Av. Ünsal KIZILCA
İŞÇİNİN ÜCRETİNİN GEÇ ÖDENMESİ
İŞÇİNİN ÜCRETİNİN GEÇ ÖDENMESİ
İş hayatının sürdürebilir olması işçinin ve işverenin beklentilerinin karşılanmasıyla mümkündür. Bu ilişkide işverenin temel beklentisi karken, işçinin ise ücrettir. İşin zamanında ve iyi niyet içerisinde yürütülmesi işveren için ne kadar önemliyse, ücretin zamanında ve eksiksiz olarak ödenmesi de işçi için o kadar önemlidir.
Ücretin ne zaman ve ne kadar geç ödeneceği, İş Kanunu ve Borçlar Kanunu’nun ilgili hükümlerinde belirtilmiştir. Ücret 4857 sayılı iş kanunun 32. maddesinde “bir kimseye bir iş karşılığında işveren veya üçüncü kişiler tarafından sağlanan ve para ile ödenen tutardır” şeklinde tanımlanmıştır. Aynı maddenin 5. fıkrasında ücretin ödeme zamanı ile ilgili “Ücret en geç ayda bir ödenir. İş sözleşmeleri veya toplu iş sözleşmeleri ile ödeme süresi bir haftaya kadar indirilebilir.” hükmü ile ödeme zamanı konusuna açıklık getirilmiştir. İş Kanunu’nun bu maddesinde işçinin ücretinin ödenme zamanı belirtilmemiş, işçiye ödenecek ücretlerin bir aylık zaman dilimini geçemeyeceği ve bu bir aylık sürede ücretin ödenmesi gerektiği hüküm altına alınmıştır.

_Alıntılanan Veriler:_
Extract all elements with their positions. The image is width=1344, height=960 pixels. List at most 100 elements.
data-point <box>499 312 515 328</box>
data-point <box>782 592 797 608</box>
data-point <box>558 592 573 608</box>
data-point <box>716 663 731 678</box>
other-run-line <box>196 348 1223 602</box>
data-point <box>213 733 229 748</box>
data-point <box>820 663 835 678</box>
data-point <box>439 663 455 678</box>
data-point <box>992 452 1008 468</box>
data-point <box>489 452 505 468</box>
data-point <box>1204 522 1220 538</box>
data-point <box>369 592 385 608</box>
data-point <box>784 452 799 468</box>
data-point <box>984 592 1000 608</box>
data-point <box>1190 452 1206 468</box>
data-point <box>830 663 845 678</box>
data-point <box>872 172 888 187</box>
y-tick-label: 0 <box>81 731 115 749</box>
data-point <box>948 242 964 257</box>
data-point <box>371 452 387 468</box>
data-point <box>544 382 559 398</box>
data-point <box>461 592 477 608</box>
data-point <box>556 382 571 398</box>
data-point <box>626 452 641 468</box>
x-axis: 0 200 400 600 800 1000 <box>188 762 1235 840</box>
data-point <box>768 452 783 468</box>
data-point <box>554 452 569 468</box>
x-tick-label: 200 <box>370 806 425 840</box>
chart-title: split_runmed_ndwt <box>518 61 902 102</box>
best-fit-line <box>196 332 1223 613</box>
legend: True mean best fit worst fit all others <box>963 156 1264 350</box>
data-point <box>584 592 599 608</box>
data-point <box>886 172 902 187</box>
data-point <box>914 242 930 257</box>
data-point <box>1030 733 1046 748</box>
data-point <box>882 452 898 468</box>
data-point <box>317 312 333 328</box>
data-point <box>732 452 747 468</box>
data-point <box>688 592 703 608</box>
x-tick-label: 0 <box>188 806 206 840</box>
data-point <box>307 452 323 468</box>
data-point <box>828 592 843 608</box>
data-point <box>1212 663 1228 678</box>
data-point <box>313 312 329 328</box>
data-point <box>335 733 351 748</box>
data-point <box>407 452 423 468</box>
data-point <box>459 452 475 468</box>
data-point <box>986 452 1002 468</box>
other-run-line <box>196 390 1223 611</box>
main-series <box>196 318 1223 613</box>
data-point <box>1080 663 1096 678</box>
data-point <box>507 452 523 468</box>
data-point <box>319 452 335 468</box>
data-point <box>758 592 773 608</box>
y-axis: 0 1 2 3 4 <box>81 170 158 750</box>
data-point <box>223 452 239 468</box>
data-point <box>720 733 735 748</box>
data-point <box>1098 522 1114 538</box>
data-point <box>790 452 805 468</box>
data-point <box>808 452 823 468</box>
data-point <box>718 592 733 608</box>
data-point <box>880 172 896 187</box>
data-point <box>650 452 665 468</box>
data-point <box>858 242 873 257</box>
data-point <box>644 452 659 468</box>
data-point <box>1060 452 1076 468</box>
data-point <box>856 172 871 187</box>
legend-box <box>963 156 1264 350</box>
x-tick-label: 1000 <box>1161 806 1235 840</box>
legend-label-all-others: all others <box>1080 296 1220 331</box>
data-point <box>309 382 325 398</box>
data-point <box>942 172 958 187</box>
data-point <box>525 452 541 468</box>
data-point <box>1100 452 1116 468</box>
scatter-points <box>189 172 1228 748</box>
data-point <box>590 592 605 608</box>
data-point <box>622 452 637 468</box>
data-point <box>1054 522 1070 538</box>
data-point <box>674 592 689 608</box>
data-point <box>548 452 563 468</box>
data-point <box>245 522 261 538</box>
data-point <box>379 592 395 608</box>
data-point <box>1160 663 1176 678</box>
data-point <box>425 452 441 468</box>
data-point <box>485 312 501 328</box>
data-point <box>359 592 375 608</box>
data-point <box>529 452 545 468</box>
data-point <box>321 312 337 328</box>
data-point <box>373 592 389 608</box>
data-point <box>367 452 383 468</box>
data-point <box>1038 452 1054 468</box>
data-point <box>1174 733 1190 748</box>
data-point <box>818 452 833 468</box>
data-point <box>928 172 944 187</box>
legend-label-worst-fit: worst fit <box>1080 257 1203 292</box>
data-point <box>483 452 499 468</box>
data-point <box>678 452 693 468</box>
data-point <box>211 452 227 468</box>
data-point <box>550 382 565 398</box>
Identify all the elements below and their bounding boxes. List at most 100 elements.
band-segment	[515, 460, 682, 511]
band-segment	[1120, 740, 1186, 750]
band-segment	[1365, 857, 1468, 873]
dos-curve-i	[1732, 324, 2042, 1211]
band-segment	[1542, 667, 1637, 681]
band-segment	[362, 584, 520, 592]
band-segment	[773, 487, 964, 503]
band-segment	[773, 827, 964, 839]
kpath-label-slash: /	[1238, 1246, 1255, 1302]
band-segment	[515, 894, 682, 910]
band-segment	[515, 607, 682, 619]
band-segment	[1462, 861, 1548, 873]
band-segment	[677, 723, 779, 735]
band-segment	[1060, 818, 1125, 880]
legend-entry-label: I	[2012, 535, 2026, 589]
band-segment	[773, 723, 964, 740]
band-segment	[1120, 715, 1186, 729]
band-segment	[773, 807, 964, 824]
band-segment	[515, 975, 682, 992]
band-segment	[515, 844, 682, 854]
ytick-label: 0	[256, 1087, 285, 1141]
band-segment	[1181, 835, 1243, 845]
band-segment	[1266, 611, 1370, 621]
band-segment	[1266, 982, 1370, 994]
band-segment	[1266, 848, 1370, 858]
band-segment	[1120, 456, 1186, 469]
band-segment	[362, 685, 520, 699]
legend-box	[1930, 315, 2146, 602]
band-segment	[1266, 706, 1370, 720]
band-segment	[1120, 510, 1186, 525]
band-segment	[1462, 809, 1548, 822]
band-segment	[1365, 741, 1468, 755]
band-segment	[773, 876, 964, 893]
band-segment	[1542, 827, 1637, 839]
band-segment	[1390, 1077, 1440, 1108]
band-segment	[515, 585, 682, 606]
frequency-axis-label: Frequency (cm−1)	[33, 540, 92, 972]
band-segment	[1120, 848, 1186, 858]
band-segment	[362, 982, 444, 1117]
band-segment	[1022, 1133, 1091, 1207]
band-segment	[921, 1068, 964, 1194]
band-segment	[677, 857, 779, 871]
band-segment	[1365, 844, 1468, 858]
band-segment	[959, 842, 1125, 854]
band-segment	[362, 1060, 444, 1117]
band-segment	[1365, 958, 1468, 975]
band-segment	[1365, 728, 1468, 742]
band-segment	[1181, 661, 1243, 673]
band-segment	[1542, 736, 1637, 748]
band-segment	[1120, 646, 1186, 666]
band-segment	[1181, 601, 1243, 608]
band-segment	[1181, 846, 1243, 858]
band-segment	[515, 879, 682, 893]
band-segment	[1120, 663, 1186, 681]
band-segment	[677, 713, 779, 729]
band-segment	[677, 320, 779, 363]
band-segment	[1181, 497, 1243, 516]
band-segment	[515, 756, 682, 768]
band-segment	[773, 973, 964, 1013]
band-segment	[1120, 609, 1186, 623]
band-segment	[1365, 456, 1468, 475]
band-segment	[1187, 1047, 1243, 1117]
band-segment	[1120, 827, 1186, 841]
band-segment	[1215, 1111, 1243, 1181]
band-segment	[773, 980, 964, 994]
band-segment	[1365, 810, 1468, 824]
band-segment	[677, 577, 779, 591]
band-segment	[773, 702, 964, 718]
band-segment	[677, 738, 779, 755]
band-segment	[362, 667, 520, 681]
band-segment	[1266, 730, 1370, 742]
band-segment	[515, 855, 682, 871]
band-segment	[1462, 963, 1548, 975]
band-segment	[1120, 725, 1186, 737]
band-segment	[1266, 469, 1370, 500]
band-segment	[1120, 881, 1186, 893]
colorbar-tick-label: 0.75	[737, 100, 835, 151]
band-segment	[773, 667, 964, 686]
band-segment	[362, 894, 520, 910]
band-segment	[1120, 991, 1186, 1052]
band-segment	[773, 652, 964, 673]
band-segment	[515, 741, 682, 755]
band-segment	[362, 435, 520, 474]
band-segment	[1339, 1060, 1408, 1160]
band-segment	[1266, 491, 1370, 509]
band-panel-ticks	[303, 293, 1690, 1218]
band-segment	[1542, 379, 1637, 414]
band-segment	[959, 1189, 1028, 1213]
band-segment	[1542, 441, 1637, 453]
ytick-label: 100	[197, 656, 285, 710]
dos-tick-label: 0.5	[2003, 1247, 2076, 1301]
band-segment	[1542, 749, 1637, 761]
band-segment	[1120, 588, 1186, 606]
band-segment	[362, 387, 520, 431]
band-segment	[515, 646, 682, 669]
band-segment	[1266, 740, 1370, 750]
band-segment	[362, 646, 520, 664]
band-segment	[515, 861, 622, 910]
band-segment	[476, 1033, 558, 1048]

_Verilen Görev:_ İşçinin ücretinin geç ödenmesine ilişkin metni kaldığı yerden sürdürünüz.

_Göreve Yanıt:_
Yine ücretlerin ne zaman ödeneceği 6098 sayılı Borçlar kanununun 406. maddesinde ”Aksine adet olmadıkça, işçiye ücreti her ayın sonunda ödenir. Ancak hizmet sözleşmesi veya toplu iş sözleşmesiyle daha kısa ödeme süreleri belirlenebilir. “denmiştir.
Sözleşmelerde ayın herhangi bir günü ücret ödeme zamanı olarak belirlenebilir. Fakat ücretin en fazla bir aylık çalışmanın karşılığı olması gerektiği için ücretin ödenme aralığı bir aylık süreyi aşmamalıdır. İş Sözleşmelerinde ücret ödeme zamanına ilişkin bir tarih belirlendiyse, ücretlerin bu belirtilen tarihte ödenmesi gerekir. Ayın, 5’i, 10’u, 15’i gibi kesin bir tarih belirtilerek veya “5. ile 10. günü arasında ödenir” şeklinde makul bir zaman aralığında ödenmesi vaat edilmişse, ücretler bu tarihte ödendiğinde zamanında ödenmiş olacaktır.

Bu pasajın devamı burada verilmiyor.